Required task: Reproduce all the material exactly, minus any pictures it holds.

Input data:
□ □ □

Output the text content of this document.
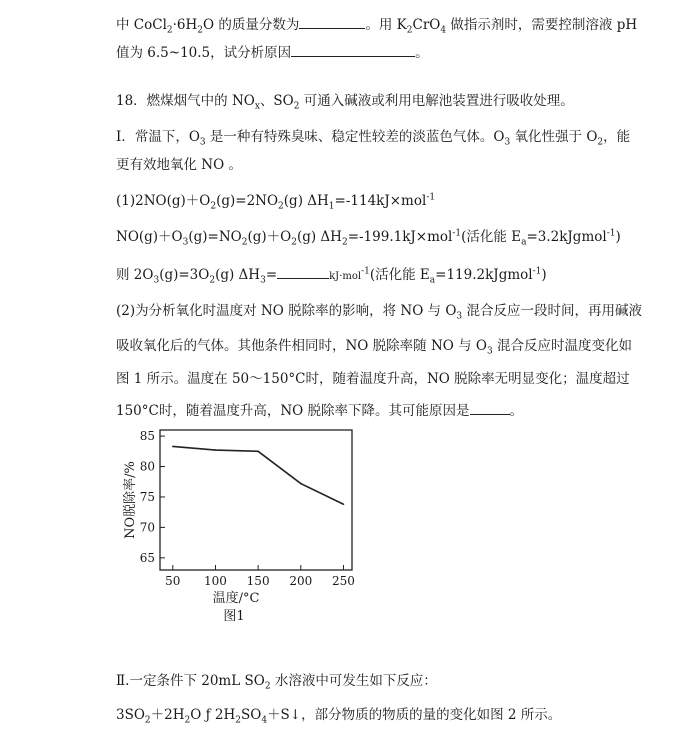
中 $CoCl_2\cdot 6H_2O$ 的质量分数为	。用 $K_2CrO_4$ 做指示剂时，需要控制溶液 pH
值为 6.5~10.5，试分析原因	。
18．燃煤烟气中的 $NO_x$、$SO_2$ 可通入碱液或利用电解池装置进行吸收处理。
Ⅰ．常温下，$O_3$ 是一种有特殊臭味、稳定性较差的淡蓝色气体。$O_3$ 氧化性强于 $O_2$，能
更有效地氧化 NO 。
$(1)2NO(g)+O_2(g)=2NO_2(g)$ $\Delta H_1=-114kJ\times mol^{-1}$
$NO(g)+O_3(g)=NO_2(g)+O_2(g)$ $\Delta H_2=-199.1kJ\times mol^{-1}$(活化能 $E_a=3.2kJgmol^{-1}$)
则 $2O_3(g)=3O_2(g)$ $\Delta H_3=$	kJ·mol$^{-1}$(活化能 $E_a=119.2kJgmol^{-1}$)
(2)为分析氧化时温度对 NO 脱除率的影响，将 NO 与 $O_3$ 混合反应一段时间，再用碱液
吸收氧化后的气体。其他条件相同时，NO 脱除率随 NO 与 $O_3$ 混合反应时温度变化如
图 1 所示。温度在 50～150°C时，随着温度升高，NO 脱除率无明显变化；温度超过
150°C时，随着温度升高，NO 脱除率下降。其可能原因是	。
65
70
75
80
85
50 100 150 200 250
温度/°C
NO脱除率/%
图1
Ⅱ.一定条件下 20mL $SO_2$ 水溶液中可发生如下反应：
$3SO_2+2H_2O$ ƒ $2H_2SO_4+S↓$，部分物质的物质的量的变化如图 2 所示。
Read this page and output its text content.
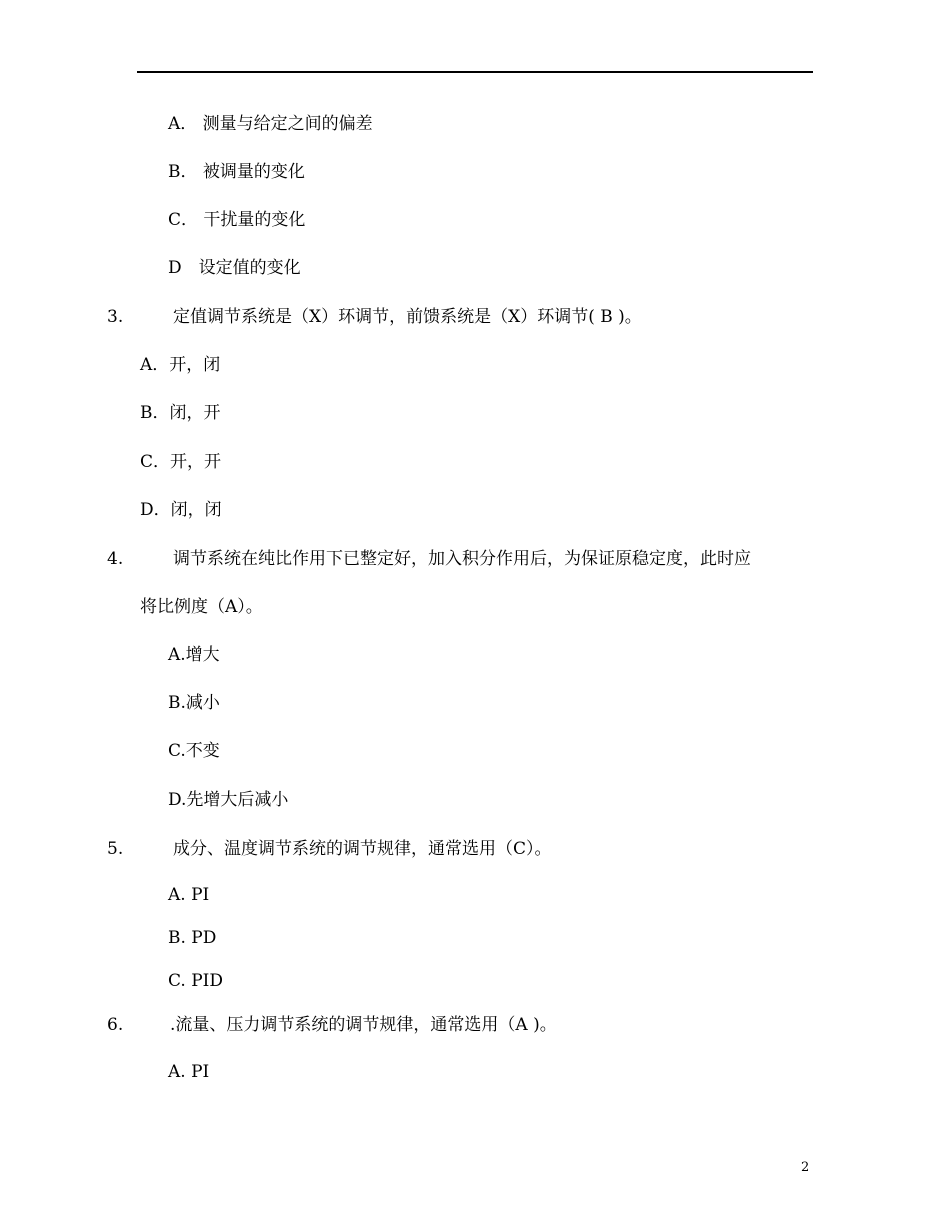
A． 测量与给定之间的偏差
B． 被调量的变化
C． 干扰量的变化
D　设定值的变化
3.	定值调节系统是（X）环调节，前馈系统是（X）环调节( B )。
A．开，闭
B．闭，开
C．开，开
D．闭，闭
4.	调节系统在纯比作用下已整定好，加入积分作用后，为保证原稳定度，此时应
将比例度（A）。
A.增大
B.减小
C.不变
D.先增大后减小
5.	成分、温度调节系统的调节规律，通常选用（C）。
A. PI
B. PD
C. PID
6.	.流量、压力调节系统的调节规律，通常选用（A )。
A. PI
2
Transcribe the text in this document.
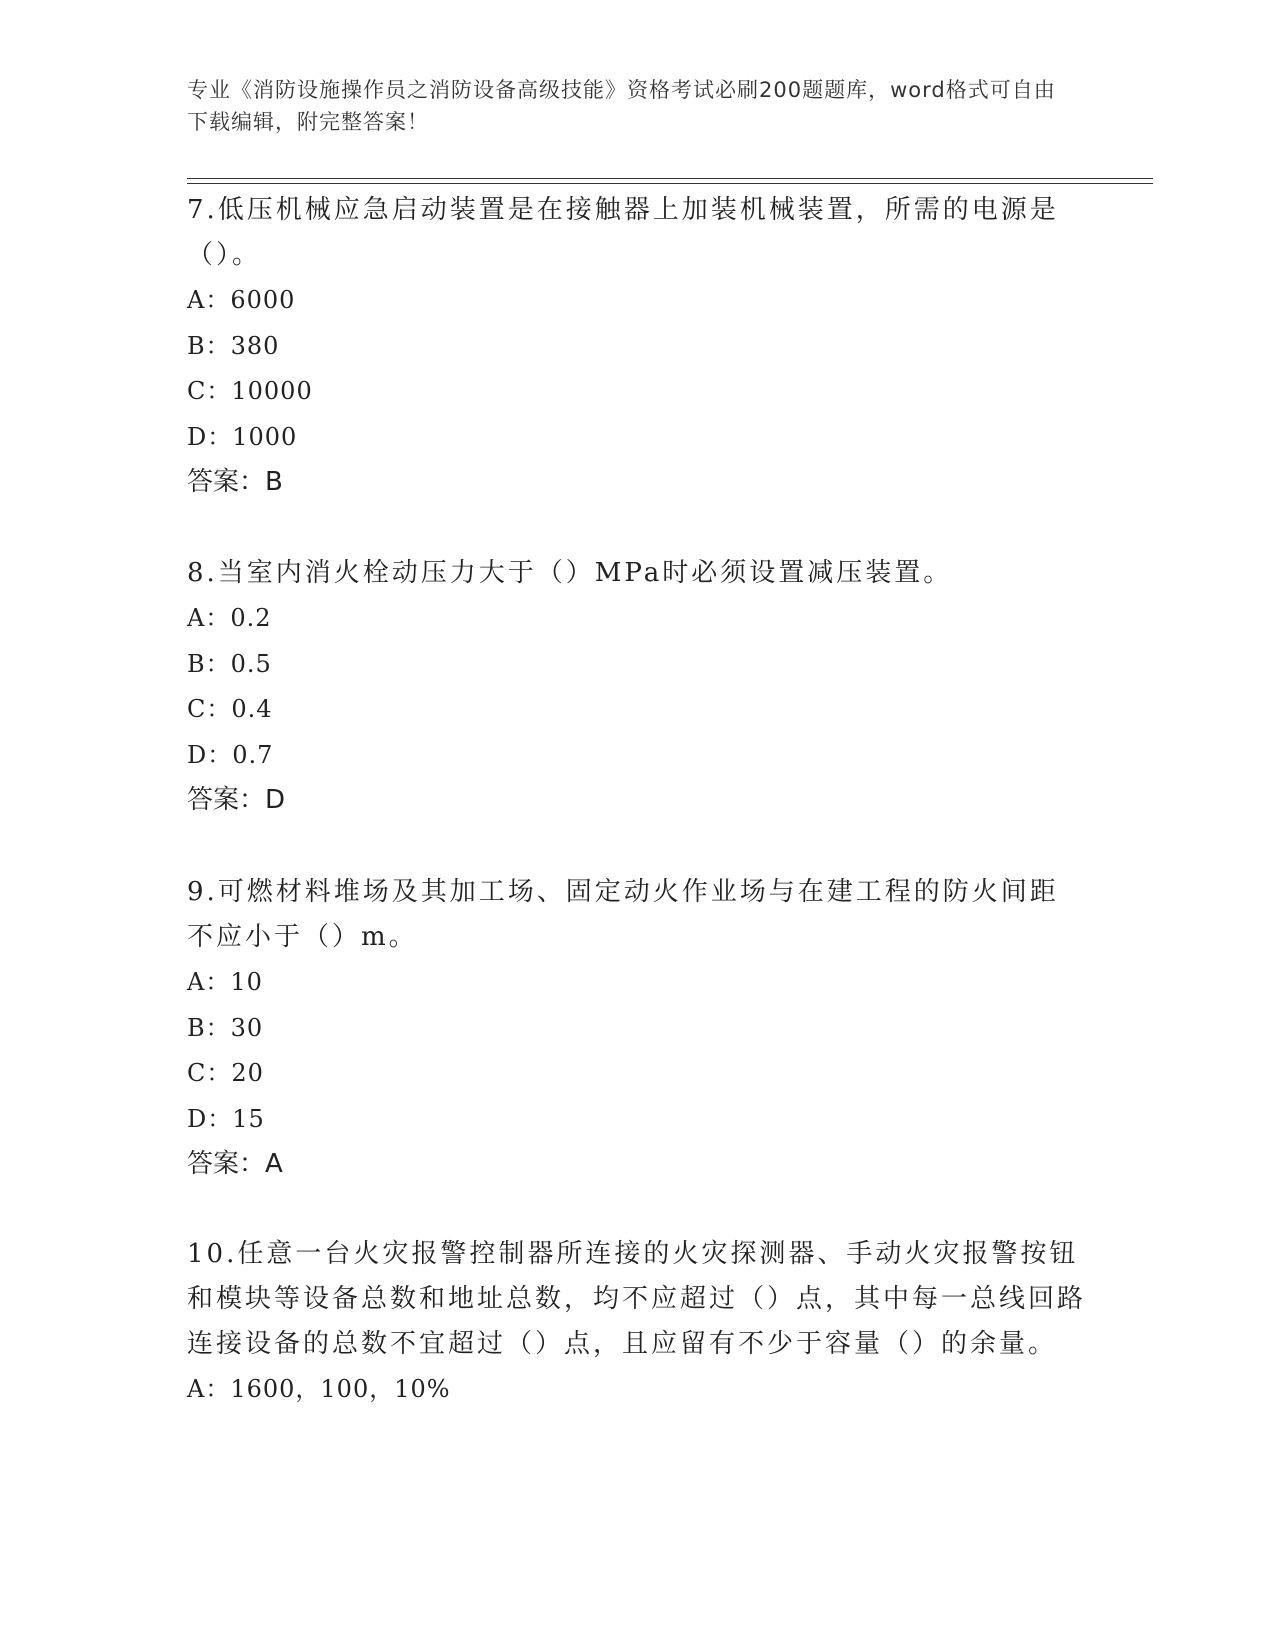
专业《消防设施操作员之消防设备高级技能》资格考试必刷200题题库，word格式可自由下载编辑，附完整答案！

7.低压机械应急启动装置是在接触器上加装机械装置，所需的电源是（）。

A：6000
B：380
C：10000
D：1000
答案：B

8.当室内消火栓动压力大于（）MPa时必须设置减压装置。

A：0.2
B：0.5
C：0.4
D：0.7
答案：D

9.可燃材料堆场及其加工场、固定动火作业场与在建工程的防火间距不应小于（）m。

A：10
B：30
C：20
D：15
答案：A

10.任意一台火灾报警控制器所连接的火灾探测器、手动火灾报警按钮和模块等设备总数和地址总数，均不应超过（）点，其中每一总线回路连接设备的总数不宜超过（）点，且应留有不少于容量（）的余量。

A：1600，100，10%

□ □ □

Right answer:
Output the text content of this document.
中 $CoCl_2\cdot 6H_2O$ 的质量分数为	。用 $K_2CrO_4$ 做指示剂时，需要控制溶液 pH
值为 6.5~10.5，试分析原因	。
18．燃煤烟气中的 $NO_x$、$SO_2$ 可通入碱液或利用电解池装置进行吸收处理。
Ⅰ．常温下，$O_3$ 是一种有特殊臭味、稳定性较差的淡蓝色气体。$O_3$ 氧化性强于 $O_2$，能
更有效地氧化 NO 。
$(1)2NO(g)+O_2(g)=2NO_2(g)$ $\Delta H_1=-114kJ\times mol^{-1}$
$NO(g)+O_3(g)=NO_2(g)+O_2(g)$ $\Delta H_2=-199.1kJ\times mol^{-1}$(活化能 $E_a=3.2kJgmol^{-1}$)
则 $2O_3(g)=3O_2(g)$ $\Delta H_3=$	kJ·mol$^{-1}$(活化能 $E_a=119.2kJgmol^{-1}$)
(2)为分析氧化时温度对 NO 脱除率的影响，将 NO 与 $O_3$ 混合反应一段时间，再用碱液
吸收氧化后的气体。其他条件相同时，NO 脱除率随 NO 与 $O_3$ 混合反应时温度变化如
图 1 所示。温度在 50～150°C时，随着温度升高，NO 脱除率无明显变化；温度超过
150°C时，随着温度升高，NO 脱除率下降。其可能原因是	。
65
70
75
80
85
50 100 150 200 250
温度/°C
NO脱除率/%
图1
Ⅱ.一定条件下 20mL $SO_2$ 水溶液中可发生如下反应：
$3SO_2+2H_2O$ ƒ $2H_2SO_4+S↓$，部分物质的物质的量的变化如图 2 所示。
Read this page and output its text content.
A． 测量与给定之间的偏差
B． 被调量的变化
C． 干扰量的变化
D　设定值的变化
3.	定值调节系统是（X）环调节，前馈系统是（X）环调节( B )。
A．开，闭
B．闭，开
C．开，开
D．闭，闭
4.	调节系统在纯比作用下已整定好，加入积分作用后，为保证原稳定度，此时应
将比例度（A）。
A.增大
B.减小
C.不变
D.先增大后减小
5.	成分、温度调节系统的调节规律，通常选用（C）。
A. PI
B. PD
C. PID
6.	.流量、压力调节系统的调节规律，通常选用（A )。
A. PI
2
Transcribe the text in this document.
专业《消防设施操作员之消防设备高级技能》资格考试必刷200题题库，word格式可自由下载编辑，附完整答案！

7.低压机械应急启动装置是在接触器上加装机械装置，所需的电源是（）。

A：6000
B：380
C：10000
D：1000
答案：B

8.当室内消火栓动压力大于（）MPa时必须设置减压装置。

A：0.2
B：0.5
C：0.4
D：0.7
答案：D

9.可燃材料堆场及其加工场、固定动火作业场与在建工程的防火间距不应小于（）m。

A：10
B：30
C：20
D：15
答案：A

10.任意一台火灾报警控制器所连接的火灾探测器、手动火灾报警按钮和模块等设备总数和地址总数，均不应超过（）点，其中每一总线回路连接设备的总数不宜超过（）点，且应留有不少于容量（）的余量。

A：1600，100，10%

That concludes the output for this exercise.